Stored data
===============

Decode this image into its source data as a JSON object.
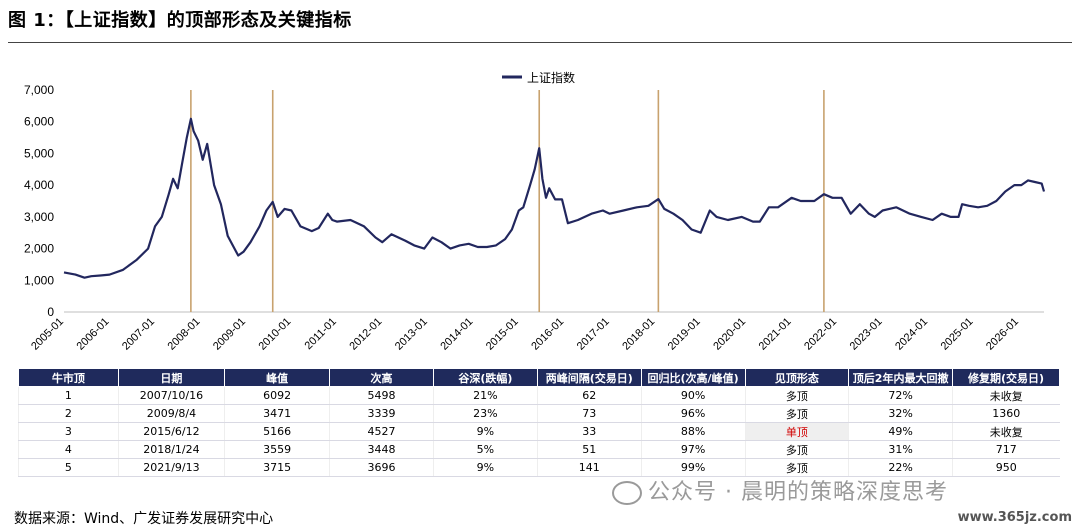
{
  "figure_title": "图 1：【上证指数】的顶部形态及关键指标",
  "chart_data": {
    "type": "line",
    "legend": "上证指数",
    "legend_position": "top-center",
    "ylim": [
      0,
      7000
    ],
    "yticks": [
      "0",
      "1,000",
      "2,000",
      "3,000",
      "4,000",
      "5,000",
      "6,000",
      "7,000"
    ],
    "xticks": [
      "2005-01",
      "2006-01",
      "2007-01",
      "2008-01",
      "2009-01",
      "2010-01",
      "2011-01",
      "2012-01",
      "2013-01",
      "2014-01",
      "2015-01",
      "2016-01",
      "2017-01",
      "2018-01",
      "2019-01",
      "2020-01",
      "2021-01",
      "2022-01",
      "2023-01",
      "2024-01",
      "2025-01",
      "2026-01"
    ],
    "xrange": [
      2005.0,
      2026.55
    ],
    "line_color": "#22275e",
    "vline_color": "#c8a26e",
    "vlines": [
      2007.79,
      2009.59,
      2015.45,
      2018.07,
      2021.71
    ],
    "series": [
      {
        "name": "上证指数",
        "x": [
          2005.0,
          2005.25,
          2005.45,
          2005.6,
          2005.8,
          2006.0,
          2006.3,
          2006.6,
          2006.85,
          2007.0,
          2007.15,
          2007.3,
          2007.4,
          2007.5,
          2007.6,
          2007.7,
          2007.79,
          2007.85,
          2007.95,
          2008.05,
          2008.15,
          2008.3,
          2008.45,
          2008.6,
          2008.75,
          2008.83,
          2008.95,
          2009.1,
          2009.3,
          2009.45,
          2009.59,
          2009.7,
          2009.85,
          2010.0,
          2010.2,
          2010.45,
          2010.6,
          2010.8,
          2010.9,
          2011.0,
          2011.3,
          2011.6,
          2011.85,
          2012.0,
          2012.2,
          2012.5,
          2012.7,
          2012.92,
          2013.1,
          2013.3,
          2013.5,
          2013.7,
          2013.9,
          2014.1,
          2014.3,
          2014.5,
          2014.7,
          2014.85,
          2015.0,
          2015.1,
          2015.25,
          2015.35,
          2015.45,
          2015.52,
          2015.6,
          2015.67,
          2015.8,
          2015.95,
          2016.08,
          2016.3,
          2016.6,
          2016.85,
          2017.0,
          2017.3,
          2017.6,
          2017.85,
          2018.07,
          2018.2,
          2018.4,
          2018.6,
          2018.8,
          2019.0,
          2019.2,
          2019.35,
          2019.6,
          2019.9,
          2020.15,
          2020.3,
          2020.5,
          2020.7,
          2021.0,
          2021.2,
          2021.5,
          2021.71,
          2021.9,
          2022.1,
          2022.3,
          2022.5,
          2022.7,
          2022.83,
          2023.0,
          2023.3,
          2023.6,
          2023.85,
          2024.1,
          2024.3,
          2024.5,
          2024.67,
          2024.75,
          2024.9,
          2025.1,
          2025.3,
          2025.5,
          2025.7,
          2025.9,
          2026.05,
          2026.2,
          2026.35,
          2026.5,
          2026.55
        ],
        "y": [
          1250,
          1180,
          1080,
          1130,
          1150,
          1180,
          1330,
          1650,
          2000,
          2700,
          3000,
          3700,
          4200,
          3900,
          4700,
          5500,
          6092,
          5700,
          5400,
          4800,
          5300,
          4000,
          3400,
          2400,
          2000,
          1780,
          1900,
          2200,
          2700,
          3200,
          3471,
          3000,
          3250,
          3200,
          2700,
          2550,
          2650,
          3100,
          2900,
          2850,
          2900,
          2700,
          2350,
          2200,
          2450,
          2250,
          2100,
          2000,
          2350,
          2200,
          2000,
          2100,
          2150,
          2050,
          2050,
          2100,
          2300,
          2600,
          3200,
          3300,
          4000,
          4500,
          5166,
          4200,
          3600,
          3900,
          3550,
          3550,
          2800,
          2900,
          3100,
          3200,
          3100,
          3200,
          3300,
          3350,
          3559,
          3250,
          3100,
          2900,
          2600,
          2500,
          3200,
          3000,
          2900,
          3000,
          2850,
          2850,
          3300,
          3300,
          3600,
          3500,
          3500,
          3715,
          3600,
          3600,
          3100,
          3400,
          3100,
          3000,
          3200,
          3300,
          3100,
          3000,
          2900,
          3100,
          3000,
          3000,
          3400,
          3350,
          3300,
          3350,
          3500,
          3800,
          4000,
          4000,
          4150,
          4100,
          4050,
          3800
        ]
      }
    ]
  },
  "table": {
    "headers": [
      "牛市顶",
      "日期",
      "峰值",
      "次高",
      "谷深(跌幅)",
      "两峰间隔(交易日)",
      "回归比(次高/峰值)",
      "见顶形态",
      "顶后2年内最大回撤",
      "修复期(交易日)"
    ],
    "rows": [
      [
        "1",
        "2007/10/16",
        "6092",
        "5498",
        "21%",
        "62",
        "90%",
        "多顶",
        "72%",
        "未收复"
      ],
      [
        "2",
        "2009/8/4",
        "3471",
        "3339",
        "23%",
        "73",
        "96%",
        "多顶",
        "32%",
        "1360"
      ],
      [
        "3",
        "2015/6/12",
        "5166",
        "4527",
        "9%",
        "33",
        "88%",
        "单顶",
        "49%",
        "未收复"
      ],
      [
        "4",
        "2018/1/24",
        "3559",
        "3448",
        "5%",
        "51",
        "97%",
        "多顶",
        "31%",
        "717"
      ],
      [
        "5",
        "2021/9/13",
        "3715",
        "3696",
        "9%",
        "141",
        "99%",
        "多顶",
        "22%",
        "950"
      ]
    ]
  },
  "source": "数据来源：Wind、广发证券发展研究中心",
  "watermark": "公众号 · 晨明的策略深度思考",
  "watermark_site": "www.365jz.com"
}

===============

◆ **Objective**:
Leave out the pictures and repeat everything else in the records exactly.

◆ **Full output**:
Decode this image into its source data as a JSON object.
{
  "figure_title": "图 1：【上证指数】的顶部形态及关键指标",
  "chart_data": {
    "type": "line",
    "legend": "上证指数",
    "legend_position": "top-center",
    "ylim": [
      0,
      7000
    ],
    "yticks": [
      "0",
      "1,000",
      "2,000",
      "3,000",
      "4,000",
      "5,000",
      "6,000",
      "7,000"
    ],
    "xticks": [
      "2005-01",
      "2006-01",
      "2007-01",
      "2008-01",
      "2009-01",
      "2010-01",
      "2011-01",
      "2012-01",
      "2013-01",
      "2014-01",
      "2015-01",
      "2016-01",
      "2017-01",
      "2018-01",
      "2019-01",
      "2020-01",
      "2021-01",
      "2022-01",
      "2023-01",
      "2024-01",
      "2025-01",
      "2026-01"
    ],
    "xrange": [
      2005.0,
      2026.55
    ],
    "line_color": "#22275e",
    "vline_color": "#c8a26e",
    "vlines": [
      2007.79,
      2009.59,
      2015.45,
      2018.07,
      2021.71
    ],
    "series": [
      {
        "name": "上证指数",
        "x": [
          2005.0,
          2005.25,
          2005.45,
          2005.6,
          2005.8,
          2006.0,
          2006.3,
          2006.6,
          2006.85,
          2007.0,
          2007.15,
          2007.3,
          2007.4,
          2007.5,
          2007.6,
          2007.7,
          2007.79,
          2007.85,
          2007.95,
          2008.05,
          2008.15,
          2008.3,
          2008.45,
          2008.6,
          2008.75,
          2008.83,
          2008.95,
          2009.1,
          2009.3,
          2009.45,
          2009.59,
          2009.7,
          2009.85,
          2010.0,
          2010.2,
          2010.45,
          2010.6,
          2010.8,
          2010.9,
          2011.0,
          2011.3,
          2011.6,
          2011.85,
          2012.0,
          2012.2,
          2012.5,
          2012.7,
          2012.92,
          2013.1,
          2013.3,
          2013.5,
          2013.7,
          2013.9,
          2014.1,
          2014.3,
          2014.5,
          2014.7,
          2014.85,
          2015.0,
          2015.1,
          2015.25,
          2015.35,
          2015.45,
          2015.52,
          2015.6,
          2015.67,
          2015.8,
          2015.95,
          2016.08,
          2016.3,
          2016.6,
          2016.85,
          2017.0,
          2017.3,
          2017.6,
          2017.85,
          2018.07,
          2018.2,
          2018.4,
          2018.6,
          2018.8,
          2019.0,
          2019.2,
          2019.35,
          2019.6,
          2019.9,
          2020.15,
          2020.3,
          2020.5,
          2020.7,
          2021.0,
          2021.2,
          2021.5,
          2021.71,
          2021.9,
          2022.1,
          2022.3,
          2022.5,
          2022.7,
          2022.83,
          2023.0,
          2023.3,
          2023.6,
          2023.85,
          2024.1,
          2024.3,
          2024.5,
          2024.67,
          2024.75,
          2024.9,
          2025.1,
          2025.3,
          2025.5,
          2025.7,
          2025.9,
          2026.05,
          2026.2,
          2026.35,
          2026.5,
          2026.55
        ],
        "y": [
          1250,
          1180,
          1080,
          1130,
          1150,
          1180,
          1330,
          1650,
          2000,
          2700,
          3000,
          3700,
          4200,
          3900,
          4700,
          5500,
          6092,
          5700,
          5400,
          4800,
          5300,
          4000,
          3400,
          2400,
          2000,
          1780,
          1900,
          2200,
          2700,
          3200,
          3471,
          3000,
          3250,
          3200,
          2700,
          2550,
          2650,
          3100,
          2900,
          2850,
          2900,
          2700,
          2350,
          2200,
          2450,
          2250,
          2100,
          2000,
          2350,
          2200,
          2000,
          2100,
          2150,
          2050,
          2050,
          2100,
          2300,
          2600,
          3200,
          3300,
          4000,
          4500,
          5166,
          4200,
          3600,
          3900,
          3550,
          3550,
          2800,
          2900,
          3100,
          3200,
          3100,
          3200,
          3300,
          3350,
          3559,
          3250,
          3100,
          2900,
          2600,
          2500,
          3200,
          3000,
          2900,
          3000,
          2850,
          2850,
          3300,
          3300,
          3600,
          3500,
          3500,
          3715,
          3600,
          3600,
          3100,
          3400,
          3100,
          3000,
          3200,
          3300,
          3100,
          3000,
          2900,
          3100,
          3000,
          3000,
          3400,
          3350,
          3300,
          3350,
          3500,
          3800,
          4000,
          4000,
          4150,
          4100,
          4050,
          3800
        ]
      }
    ]
  },
  "table": {
    "headers": [
      "牛市顶",
      "日期",
      "峰值",
      "次高",
      "谷深(跌幅)",
      "两峰间隔(交易日)",
      "回归比(次高/峰值)",
      "见顶形态",
      "顶后2年内最大回撤",
      "修复期(交易日)"
    ],
    "rows": [
      [
        "1",
        "2007/10/16",
        "6092",
        "5498",
        "21%",
        "62",
        "90%",
        "多顶",
        "72%",
        "未收复"
      ],
      [
        "2",
        "2009/8/4",
        "3471",
        "3339",
        "23%",
        "73",
        "96%",
        "多顶",
        "32%",
        "1360"
      ],
      [
        "3",
        "2015/6/12",
        "5166",
        "4527",
        "9%",
        "33",
        "88%",
        "单顶",
        "49%",
        "未收复"
      ],
      [
        "4",
        "2018/1/24",
        "3559",
        "3448",
        "5%",
        "51",
        "97%",
        "多顶",
        "31%",
        "717"
      ],
      [
        "5",
        "2021/9/13",
        "3715",
        "3696",
        "9%",
        "141",
        "99%",
        "多顶",
        "22%",
        "950"
      ]
    ]
  },
  "source": "数据来源：Wind、广发证券发展研究中心",
  "watermark": "公众号 · 晨明的策略深度思考",
  "watermark_site": "www.365jz.com"
}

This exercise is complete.